> Text passage

Canadian ice hockey player (born 1996)

Brett Seney (born February 28, 1996) is a Canadian professional ice hockey forward and captain for the Rockford IceHogs of the American Hockey League (AHL). Seney was drafted by the New Jersey Devils 157th overall in the 2015 NHL entry draft.

Prior to turning professional, Seney played for Merrimack College where he was honoured as a Hockey East Third Team All-Star.

==Playing career==
Seney was selected 157th overall in the 2015 NHL entry draft by the New Jersey Devils. He was committed to play for Merrimack College in October 2015, but after a successful season with the Kingston Voyageurs he was asked to start a season earlier. In his sophomore, junior, and senior season at Merrimack College, Seney was named to the Hockey East All-Academic Team. In his senior year he was named to the Hockey East Third Team All-Star.

On March 16, 2018, at the conclusion of his senior season, Seney signed a two-year, entry-level contract with the Devils. He was assigned to the Devils American Hockey League team, the Binghamton Devils, for the 2018–19 season. On November 3, 2018, Seney made his NHL debut as the Devils lost 3–0 to the New York Islanders. On November 11, Seney recorded his first career NHL goal in a 5–2 loss to the Winnipeg Jets.

On July 29, 2021, Seney signed a one-year, two-way contract with the Toronto Maple Leafs.

At the conclusion of his contract with the Maple Leafs, Seney left as a free agent and signed a one-year, two-way contract with the Chicago Blackhawks on July 13, 2022. On October 12, 2024, Seney was named Captain of the Rockford IceHogs On June 23, 2025, Seney re-signed with the IceHogs on a two-year AHL contract.

==Personal life==
His older brother Joe attends the University of Oxford and plays for university's team in the British Universities Ice Hockey Association (BUIHA).

> Exercise instructions
Reproduce the Brett Seney text from "Brett Seney (born" to "the Hockey East Third Team All-Star.", substituting "Merrimack" for each "Merrimack College". These items were drawn from a different source.

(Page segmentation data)
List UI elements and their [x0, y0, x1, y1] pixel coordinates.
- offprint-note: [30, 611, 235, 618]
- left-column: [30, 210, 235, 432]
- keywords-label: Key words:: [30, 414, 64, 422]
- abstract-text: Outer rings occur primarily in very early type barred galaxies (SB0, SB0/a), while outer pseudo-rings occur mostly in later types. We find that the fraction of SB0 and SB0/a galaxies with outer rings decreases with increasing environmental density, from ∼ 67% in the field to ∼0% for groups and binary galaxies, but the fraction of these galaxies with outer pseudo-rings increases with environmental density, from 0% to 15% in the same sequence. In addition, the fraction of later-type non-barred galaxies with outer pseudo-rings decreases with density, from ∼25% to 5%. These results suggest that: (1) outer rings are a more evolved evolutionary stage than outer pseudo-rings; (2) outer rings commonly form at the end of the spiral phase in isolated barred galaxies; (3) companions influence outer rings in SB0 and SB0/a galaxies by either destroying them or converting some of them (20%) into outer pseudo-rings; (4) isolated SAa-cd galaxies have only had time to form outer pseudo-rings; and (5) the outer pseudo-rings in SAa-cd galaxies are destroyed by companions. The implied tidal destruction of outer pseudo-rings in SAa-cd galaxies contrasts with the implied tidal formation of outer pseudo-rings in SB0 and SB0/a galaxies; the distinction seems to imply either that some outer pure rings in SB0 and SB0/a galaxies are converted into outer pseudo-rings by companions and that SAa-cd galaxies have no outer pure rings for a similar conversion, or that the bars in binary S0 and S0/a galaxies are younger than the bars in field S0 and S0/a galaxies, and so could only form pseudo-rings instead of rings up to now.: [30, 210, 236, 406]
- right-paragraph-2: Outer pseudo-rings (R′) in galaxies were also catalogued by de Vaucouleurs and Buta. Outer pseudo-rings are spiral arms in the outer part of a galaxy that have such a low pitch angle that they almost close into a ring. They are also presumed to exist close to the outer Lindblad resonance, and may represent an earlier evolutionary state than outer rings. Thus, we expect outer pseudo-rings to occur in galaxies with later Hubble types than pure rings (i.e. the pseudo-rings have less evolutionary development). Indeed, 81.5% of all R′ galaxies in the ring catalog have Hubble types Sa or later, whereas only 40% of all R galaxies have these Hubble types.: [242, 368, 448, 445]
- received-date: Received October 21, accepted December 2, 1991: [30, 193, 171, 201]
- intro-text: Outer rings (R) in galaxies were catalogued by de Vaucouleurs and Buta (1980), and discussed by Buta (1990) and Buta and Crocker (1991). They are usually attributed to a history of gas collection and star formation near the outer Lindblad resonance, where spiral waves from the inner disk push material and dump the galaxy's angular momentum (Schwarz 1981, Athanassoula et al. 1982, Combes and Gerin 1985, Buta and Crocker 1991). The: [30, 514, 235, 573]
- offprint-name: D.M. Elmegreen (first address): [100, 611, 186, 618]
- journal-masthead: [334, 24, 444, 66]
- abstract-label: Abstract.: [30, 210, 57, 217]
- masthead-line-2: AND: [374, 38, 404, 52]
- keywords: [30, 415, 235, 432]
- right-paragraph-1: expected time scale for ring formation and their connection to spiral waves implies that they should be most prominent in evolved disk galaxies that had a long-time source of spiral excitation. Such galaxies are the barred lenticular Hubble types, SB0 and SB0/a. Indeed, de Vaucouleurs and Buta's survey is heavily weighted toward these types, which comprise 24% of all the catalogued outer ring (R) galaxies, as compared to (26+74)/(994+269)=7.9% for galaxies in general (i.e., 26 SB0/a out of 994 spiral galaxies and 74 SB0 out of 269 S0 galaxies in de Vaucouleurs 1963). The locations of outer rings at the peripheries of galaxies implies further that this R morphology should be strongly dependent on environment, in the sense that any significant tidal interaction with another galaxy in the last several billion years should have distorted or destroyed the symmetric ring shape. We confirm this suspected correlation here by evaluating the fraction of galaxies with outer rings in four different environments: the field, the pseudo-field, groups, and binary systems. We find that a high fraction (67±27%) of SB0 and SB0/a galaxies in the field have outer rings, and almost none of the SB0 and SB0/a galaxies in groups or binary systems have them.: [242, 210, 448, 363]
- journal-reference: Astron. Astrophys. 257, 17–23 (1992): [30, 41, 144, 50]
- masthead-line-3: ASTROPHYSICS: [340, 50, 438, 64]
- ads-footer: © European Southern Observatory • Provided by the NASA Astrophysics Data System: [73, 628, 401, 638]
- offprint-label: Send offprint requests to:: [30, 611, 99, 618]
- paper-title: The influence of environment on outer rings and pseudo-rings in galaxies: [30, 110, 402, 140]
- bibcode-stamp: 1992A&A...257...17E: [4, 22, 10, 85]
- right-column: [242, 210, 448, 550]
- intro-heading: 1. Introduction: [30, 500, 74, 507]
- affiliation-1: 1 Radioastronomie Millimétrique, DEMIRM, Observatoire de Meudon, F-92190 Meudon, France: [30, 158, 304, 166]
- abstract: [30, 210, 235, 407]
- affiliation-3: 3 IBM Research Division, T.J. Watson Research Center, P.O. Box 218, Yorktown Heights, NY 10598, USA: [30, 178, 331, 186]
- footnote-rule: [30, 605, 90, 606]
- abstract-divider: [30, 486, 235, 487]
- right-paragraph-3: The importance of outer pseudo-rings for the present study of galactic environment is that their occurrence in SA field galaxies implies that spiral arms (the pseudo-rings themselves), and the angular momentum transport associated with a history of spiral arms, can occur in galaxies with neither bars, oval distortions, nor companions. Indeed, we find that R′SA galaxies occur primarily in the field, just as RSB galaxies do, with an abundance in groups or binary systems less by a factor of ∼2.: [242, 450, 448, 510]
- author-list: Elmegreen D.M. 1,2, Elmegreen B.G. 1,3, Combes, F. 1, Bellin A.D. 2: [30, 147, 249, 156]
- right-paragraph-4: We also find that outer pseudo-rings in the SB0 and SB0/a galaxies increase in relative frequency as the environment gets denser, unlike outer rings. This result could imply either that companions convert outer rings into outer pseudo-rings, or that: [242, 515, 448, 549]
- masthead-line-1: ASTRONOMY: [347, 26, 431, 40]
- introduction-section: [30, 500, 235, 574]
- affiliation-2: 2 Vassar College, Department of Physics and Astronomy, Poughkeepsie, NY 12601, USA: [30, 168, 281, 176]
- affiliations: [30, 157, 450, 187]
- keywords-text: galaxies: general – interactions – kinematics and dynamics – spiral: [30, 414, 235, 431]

> Response area
Brett Seney (born February 28, 1996) is a Canadian professional ice hockey forward and captain for the Rockford IceHogs of the American Hockey League (AHL). Seney was drafted by the New Jersey Devils 157th overall in the 2015 NHL entry draft.

Prior to turning professional, Seney played for Merrimack where he was honoured as a Hockey East Third Team All-Star.

==Playing career==
Seney was selected 157th overall in the 2015 NHL entry draft by the New Jersey Devils. He was committed to play for Merrimack in October 2015, but after a successful season with the Kingston Voyageurs he was asked to start a season earlier. In his sophomore, junior, and senior season at Merrimack, Seney was named to the Hockey East All-Academic Team. In his senior year he was named to the Hockey East Third Team All-Star.